● EXERCISE PROMPT
Your task is to print every entry below exactly as given.

---------- WORKING DATA

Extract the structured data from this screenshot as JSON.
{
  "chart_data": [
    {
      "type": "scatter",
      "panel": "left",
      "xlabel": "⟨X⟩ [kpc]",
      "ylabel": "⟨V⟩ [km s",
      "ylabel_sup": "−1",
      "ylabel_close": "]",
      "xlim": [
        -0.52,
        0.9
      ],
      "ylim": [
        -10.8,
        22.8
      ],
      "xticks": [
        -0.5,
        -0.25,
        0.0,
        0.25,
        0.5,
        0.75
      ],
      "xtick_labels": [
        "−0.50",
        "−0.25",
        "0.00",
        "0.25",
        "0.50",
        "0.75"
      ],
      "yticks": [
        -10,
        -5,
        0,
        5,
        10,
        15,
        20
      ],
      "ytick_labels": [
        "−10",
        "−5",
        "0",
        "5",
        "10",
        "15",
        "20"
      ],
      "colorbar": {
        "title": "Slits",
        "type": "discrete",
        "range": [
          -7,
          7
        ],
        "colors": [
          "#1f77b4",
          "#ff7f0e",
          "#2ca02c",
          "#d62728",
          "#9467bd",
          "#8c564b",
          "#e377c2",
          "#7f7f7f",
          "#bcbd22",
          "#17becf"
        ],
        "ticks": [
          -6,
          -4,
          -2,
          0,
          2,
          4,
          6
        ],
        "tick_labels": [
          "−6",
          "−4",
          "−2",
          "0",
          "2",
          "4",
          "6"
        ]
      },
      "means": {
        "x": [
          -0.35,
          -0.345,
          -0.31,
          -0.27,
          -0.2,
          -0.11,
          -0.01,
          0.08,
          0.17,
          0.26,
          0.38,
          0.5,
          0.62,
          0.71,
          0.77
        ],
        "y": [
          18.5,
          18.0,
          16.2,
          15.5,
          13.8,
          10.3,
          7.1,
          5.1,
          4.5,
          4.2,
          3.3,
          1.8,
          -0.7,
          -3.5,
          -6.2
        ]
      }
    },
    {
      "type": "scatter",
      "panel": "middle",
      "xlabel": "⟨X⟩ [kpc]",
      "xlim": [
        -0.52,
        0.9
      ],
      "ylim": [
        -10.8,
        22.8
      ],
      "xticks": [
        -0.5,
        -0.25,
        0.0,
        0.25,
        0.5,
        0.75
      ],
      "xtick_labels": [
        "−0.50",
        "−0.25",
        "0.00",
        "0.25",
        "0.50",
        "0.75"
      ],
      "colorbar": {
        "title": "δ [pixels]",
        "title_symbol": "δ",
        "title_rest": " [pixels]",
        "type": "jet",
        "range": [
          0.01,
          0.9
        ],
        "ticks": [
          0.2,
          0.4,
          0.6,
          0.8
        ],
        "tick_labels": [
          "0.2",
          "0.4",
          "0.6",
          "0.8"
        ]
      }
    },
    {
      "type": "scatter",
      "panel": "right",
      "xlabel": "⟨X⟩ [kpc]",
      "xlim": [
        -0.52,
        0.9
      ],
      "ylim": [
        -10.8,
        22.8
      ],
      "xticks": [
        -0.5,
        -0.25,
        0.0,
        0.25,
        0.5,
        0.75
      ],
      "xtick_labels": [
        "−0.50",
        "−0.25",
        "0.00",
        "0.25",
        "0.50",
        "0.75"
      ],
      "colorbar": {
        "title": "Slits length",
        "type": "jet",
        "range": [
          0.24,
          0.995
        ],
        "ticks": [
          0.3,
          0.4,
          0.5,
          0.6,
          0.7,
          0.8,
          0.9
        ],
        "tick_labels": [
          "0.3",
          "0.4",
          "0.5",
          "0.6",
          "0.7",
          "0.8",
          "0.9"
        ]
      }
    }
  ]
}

--------------------

● RESULT FOR THIS TASK
Extract the structured data from this screenshot as JSON.
{
  "chart_data": [
    {
      "type": "scatter",
      "panel": "left",
      "xlabel": "⟨X⟩ [kpc]",
      "ylabel": "⟨V⟩ [km s",
      "ylabel_sup": "−1",
      "ylabel_close": "]",
      "xlim": [
        -0.52,
        0.9
      ],
      "ylim": [
        -10.8,
        22.8
      ],
      "xticks": [
        -0.5,
        -0.25,
        0.0,
        0.25,
        0.5,
        0.75
      ],
      "xtick_labels": [
        "−0.50",
        "−0.25",
        "0.00",
        "0.25",
        "0.50",
        "0.75"
      ],
      "yticks": [
        -10,
        -5,
        0,
        5,
        10,
        15,
        20
      ],
      "ytick_labels": [
        "−10",
        "−5",
        "0",
        "5",
        "10",
        "15",
        "20"
      ],
      "colorbar": {
        "title": "Slits",
        "type": "discrete",
        "range": [
          -7,
          7
        ],
        "colors": [
          "#1f77b4",
          "#ff7f0e",
          "#2ca02c",
          "#d62728",
          "#9467bd",
          "#8c564b",
          "#e377c2",
          "#7f7f7f",
          "#bcbd22",
          "#17becf"
        ],
        "ticks": [
          -6,
          -4,
          -2,
          0,
          2,
          4,
          6
        ],
        "tick_labels": [
          "−6",
          "−4",
          "−2",
          "0",
          "2",
          "4",
          "6"
        ]
      },
      "means": {
        "x": [
          -0.35,
          -0.345,
          -0.31,
          -0.27,
          -0.2,
          -0.11,
          -0.01,
          0.08,
          0.17,
          0.26,
          0.38,
          0.5,
          0.62,
          0.71,
          0.77
        ],
        "y": [
          18.5,
          18.0,
          16.2,
          15.5,
          13.8,
          10.3,
          7.1,
          5.1,
          4.5,
          4.2,
          3.3,
          1.8,
          -0.7,
          -3.5,
          -6.2
        ]
      }
    },
    {
      "type": "scatter",
      "panel": "middle",
      "xlabel": "⟨X⟩ [kpc]",
      "xlim": [
        -0.52,
        0.9
      ],
      "ylim": [
        -10.8,
        22.8
      ],
      "xticks": [
        -0.5,
        -0.25,
        0.0,
        0.25,
        0.5,
        0.75
      ],
      "xtick_labels": [
        "−0.50",
        "−0.25",
        "0.00",
        "0.25",
        "0.50",
        "0.75"
      ],
      "colorbar": {
        "title": "δ [pixels]",
        "title_symbol": "δ",
        "title_rest": " [pixels]",
        "type": "jet",
        "range": [
          0.01,
          0.9
        ],
        "ticks": [
          0.2,
          0.4,
          0.6,
          0.8
        ],
        "tick_labels": [
          "0.2",
          "0.4",
          "0.6",
          "0.8"
        ]
      }
    },
    {
      "type": "scatter",
      "panel": "right",
      "xlabel": "⟨X⟩ [kpc]",
      "xlim": [
        -0.52,
        0.9
      ],
      "ylim": [
        -10.8,
        22.8
      ],
      "xticks": [
        -0.5,
        -0.25,
        0.0,
        0.25,
        0.5,
        0.75
      ],
      "xtick_labels": [
        "−0.50",
        "−0.25",
        "0.00",
        "0.25",
        "0.50",
        "0.75"
      ],
      "colorbar": {
        "title": "Slits length",
        "type": "jet",
        "range": [
          0.24,
          0.995
        ],
        "ticks": [
          0.3,
          0.4,
          0.5,
          0.6,
          0.7,
          0.8,
          0.9
        ],
        "tick_labels": [
          "0.3",
          "0.4",
          "0.5",
          "0.6",
          "0.7",
          "0.8",
          "0.9"
        ]
      }
    }
  ]
}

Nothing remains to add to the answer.